**Directions for this task:**
Leave out the pictures and transcribe everything else exactly.

**Input rows:**
[BEGIN]
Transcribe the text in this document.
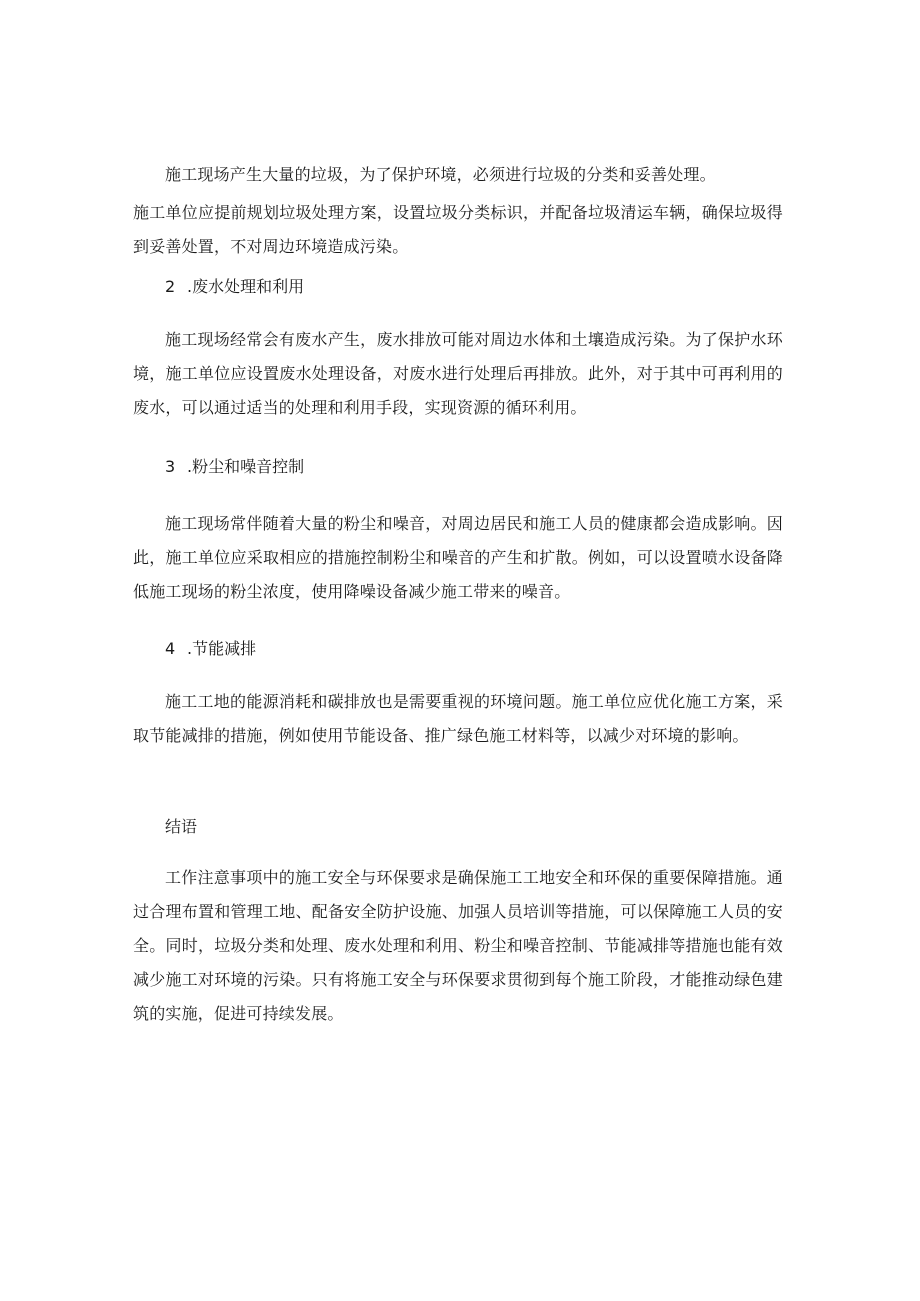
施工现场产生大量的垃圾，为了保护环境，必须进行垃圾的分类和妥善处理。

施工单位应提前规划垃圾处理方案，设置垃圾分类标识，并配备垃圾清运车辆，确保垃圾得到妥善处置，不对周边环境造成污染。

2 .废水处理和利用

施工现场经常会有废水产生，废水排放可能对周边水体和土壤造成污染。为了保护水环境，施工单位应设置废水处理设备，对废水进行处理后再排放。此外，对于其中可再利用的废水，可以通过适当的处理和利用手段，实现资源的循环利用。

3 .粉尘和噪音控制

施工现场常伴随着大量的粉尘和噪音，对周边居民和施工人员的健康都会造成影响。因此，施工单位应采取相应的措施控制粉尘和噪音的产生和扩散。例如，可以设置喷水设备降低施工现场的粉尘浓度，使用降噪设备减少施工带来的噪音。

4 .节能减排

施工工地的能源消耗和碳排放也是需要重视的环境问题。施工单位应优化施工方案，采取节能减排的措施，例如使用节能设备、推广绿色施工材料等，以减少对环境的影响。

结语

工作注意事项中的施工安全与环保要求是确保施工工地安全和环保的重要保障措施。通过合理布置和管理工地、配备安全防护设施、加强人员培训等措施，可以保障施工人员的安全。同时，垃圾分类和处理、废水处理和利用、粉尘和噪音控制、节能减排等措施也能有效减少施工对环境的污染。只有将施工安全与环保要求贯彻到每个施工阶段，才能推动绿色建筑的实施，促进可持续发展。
[END]
**Final result:**
Transcribe the text in this document.
施工现场产生大量的垃圾，为了保护环境，必须进行垃圾的分类和妥善处理。

施工单位应提前规划垃圾处理方案，设置垃圾分类标识，并配备垃圾清运车辆，确保垃圾得到妥善处置，不对周边环境造成污染。

2 .废水处理和利用

施工现场经常会有废水产生，废水排放可能对周边水体和土壤造成污染。为了保护水环境，施工单位应设置废水处理设备，对废水进行处理后再排放。此外，对于其中可再利用的废水，可以通过适当的处理和利用手段，实现资源的循环利用。

3 .粉尘和噪音控制

施工现场常伴随着大量的粉尘和噪音，对周边居民和施工人员的健康都会造成影响。因此，施工单位应采取相应的措施控制粉尘和噪音的产生和扩散。例如，可以设置喷水设备降低施工现场的粉尘浓度，使用降噪设备减少施工带来的噪音。

4 .节能减排

施工工地的能源消耗和碳排放也是需要重视的环境问题。施工单位应优化施工方案，采取节能减排的措施，例如使用节能设备、推广绿色施工材料等，以减少对环境的影响。

结语

工作注意事项中的施工安全与环保要求是确保施工工地安全和环保的重要保障措施。通过合理布置和管理工地、配备安全防护设施、加强人员培训等措施，可以保障施工人员的安全。同时，垃圾分类和处理、废水处理和利用、粉尘和噪音控制、节能减排等措施也能有效减少施工对环境的污染。只有将施工安全与环保要求贯彻到每个施工阶段，才能推动绿色建筑的实施，促进可持续发展。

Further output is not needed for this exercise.